Data in this exercise ->

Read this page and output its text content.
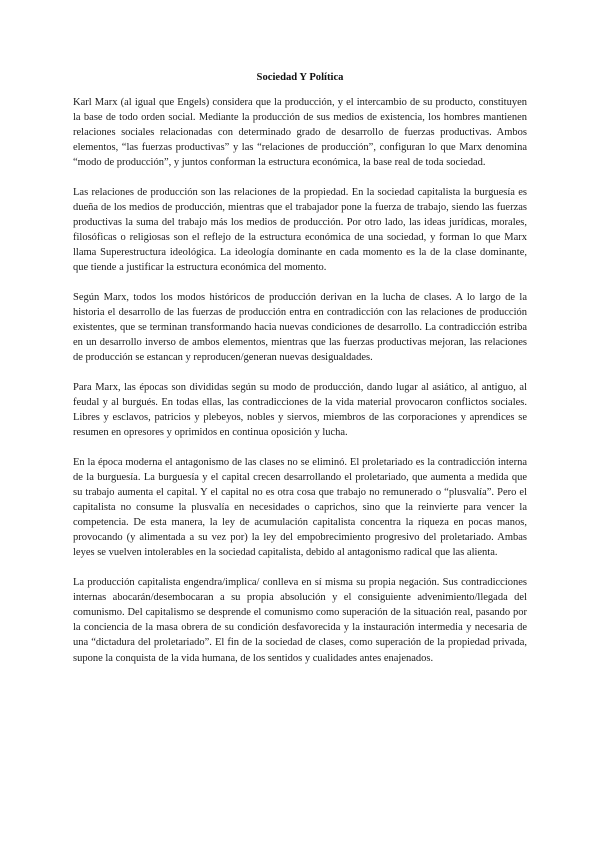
Sociedad Y Política

Karl Marx (al igual que Engels) considera que la producción, y el intercambio de su producto, constituyen la base de todo orden social. Mediante la producción de sus medios de existencia, los hombres mantienen relaciones sociales relacionadas con determinado grado de desarrollo de fuerzas productivas. Ambos elementos, “las fuerzas productivas” y las “relaciones de producción”, configuran lo que Marx denomina “modo de producción”, y juntos conforman la estructura económica, la base real de toda sociedad.

Las relaciones de producción son las relaciones de la propiedad. En la sociedad capitalista la burguesía es dueña de los medios de producción, mientras que el trabajador pone la fuerza de trabajo, siendo las fuerzas productivas la suma del trabajo más los medios de producción. Por otro lado, las ideas jurídicas, morales, filosóficas o religiosas son el reflejo de la estructura económica de una sociedad, y forman lo que Marx llama Superestructura ideológica. La ideología dominante en cada momento es la de la clase dominante, que tiende a justificar la estructura económica del momento.

Según Marx, todos los modos históricos de producción derivan en la lucha de clases. A lo largo de la historia el desarrollo de las fuerzas de producción entra en contradicción con las relaciones de producción existentes, que se terminan transformando hacia nuevas condiciones de desarrollo. La contradicción estriba en un desarrollo inverso de ambos elementos, mientras que las fuerzas productivas mejoran, las relaciones de producción se estancan y reproducen/generan nuevas desigualdades.

Para Marx, las épocas son divididas según su modo de producción, dando lugar al asiático, al antiguo, al feudal y al burgués. En todas ellas, las contradicciones de la vida material provocaron conflictos sociales. Libres y esclavos, patricios y plebeyos, nobles y siervos, miembros de las corporaciones y aprendices se resumen en opresores y oprimidos en continua oposición y lucha.

En la época moderna el antagonismo de las clases no se eliminó. El proletariado es la contradicción interna de la burguesía. La burguesía y el capital crecen desarrollando el proletariado, que aumenta a medida que su trabajo aumenta el capital. Y el capital no es otra cosa que trabajo no remunerado o “plusvalía”. Pero el capitalista no consume la plusvalía en necesidades o caprichos, sino que la reinvierte para vencer la competencia. De esta manera, la ley de acumulación capitalista concentra la riqueza en pocas manos, provocando (y alimentada a su vez por) la ley del empobrecimiento progresivo del proletariado. Ambas leyes se vuelven intolerables en la sociedad capitalista, debido al antagonismo radical que las alienta.

La producción capitalista engendra/implica/ conlleva en sí misma su propia negación. Sus contradicciones internas abocarán/desembocaran a su propia absolución y el consiguiente advenimiento/llegada del comunismo. Del capitalismo se desprende el comunismo como superación de la situación real, pasando por la conciencia de la masa obrera de su condición desfavorecida y la instauración intermedia y necesaria de una “dictadura del proletariado”. El fin de la sociedad de clases, como superación de la propiedad privada, supone la conquista de la vida humana, de los sentidos y cualidades antes enajenados.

Work instructions ->
Your copy should hold every record word for word and none of the pictures.

Solved problem ->
Read this page and output its text content.
Sociedad Y Política

Karl Marx (al igual que Engels) considera que la producción, y el intercambio de su producto, constituyen la base de todo orden social. Mediante la producción de sus medios de existencia, los hombres mantienen relaciones sociales relacionadas con determinado grado de desarrollo de fuerzas productivas. Ambos elementos, “las fuerzas productivas” y las “relaciones de producción”, configuran lo que Marx denomina “modo de producción”, y juntos conforman la estructura económica, la base real de toda sociedad.

Las relaciones de producción son las relaciones de la propiedad. En la sociedad capitalista la burguesía es dueña de los medios de producción, mientras que el trabajador pone la fuerza de trabajo, siendo las fuerzas productivas la suma del trabajo más los medios de producción. Por otro lado, las ideas jurídicas, morales, filosóficas o religiosas son el reflejo de la estructura económica de una sociedad, y forman lo que Marx llama Superestructura ideológica. La ideología dominante en cada momento es la de la clase dominante, que tiende a justificar la estructura económica del momento.

Según Marx, todos los modos históricos de producción derivan en la lucha de clases. A lo largo de la historia el desarrollo de las fuerzas de producción entra en contradicción con las relaciones de producción existentes, que se terminan transformando hacia nuevas condiciones de desarrollo. La contradicción estriba en un desarrollo inverso de ambos elementos, mientras que las fuerzas productivas mejoran, las relaciones de producción se estancan y reproducen/generan nuevas desigualdades.

Para Marx, las épocas son divididas según su modo de producción, dando lugar al asiático, al antiguo, al feudal y al burgués. En todas ellas, las contradicciones de la vida material provocaron conflictos sociales. Libres y esclavos, patricios y plebeyos, nobles y siervos, miembros de las corporaciones y aprendices se resumen en opresores y oprimidos en continua oposición y lucha.

En la época moderna el antagonismo de las clases no se eliminó. El proletariado es la contradicción interna de la burguesía. La burguesía y el capital crecen desarrollando el proletariado, que aumenta a medida que su trabajo aumenta el capital. Y el capital no es otra cosa que trabajo no remunerado o “plusvalía”. Pero el capitalista no consume la plusvalía en necesidades o caprichos, sino que la reinvierte para vencer la competencia. De esta manera, la ley de acumulación capitalista concentra la riqueza en pocas manos, provocando (y alimentada a su vez por) la ley del empobrecimiento progresivo del proletariado. Ambas leyes se vuelven intolerables en la sociedad capitalista, debido al antagonismo radical que las alienta.

La producción capitalista engendra/implica/ conlleva en sí misma su propia negación. Sus contradicciones internas abocarán/desembocaran a su propia absolución y el consiguiente advenimiento/llegada del comunismo. Del capitalismo se desprende el comunismo como superación de la situación real, pasando por la conciencia de la masa obrera de su condición desfavorecida y la instauración intermedia y necesaria de una “dictadura del proletariado”. El fin de la sociedad de clases, como superación de la propiedad privada, supone la conquista de la vida humana, de los sentidos y cualidades antes enajenados.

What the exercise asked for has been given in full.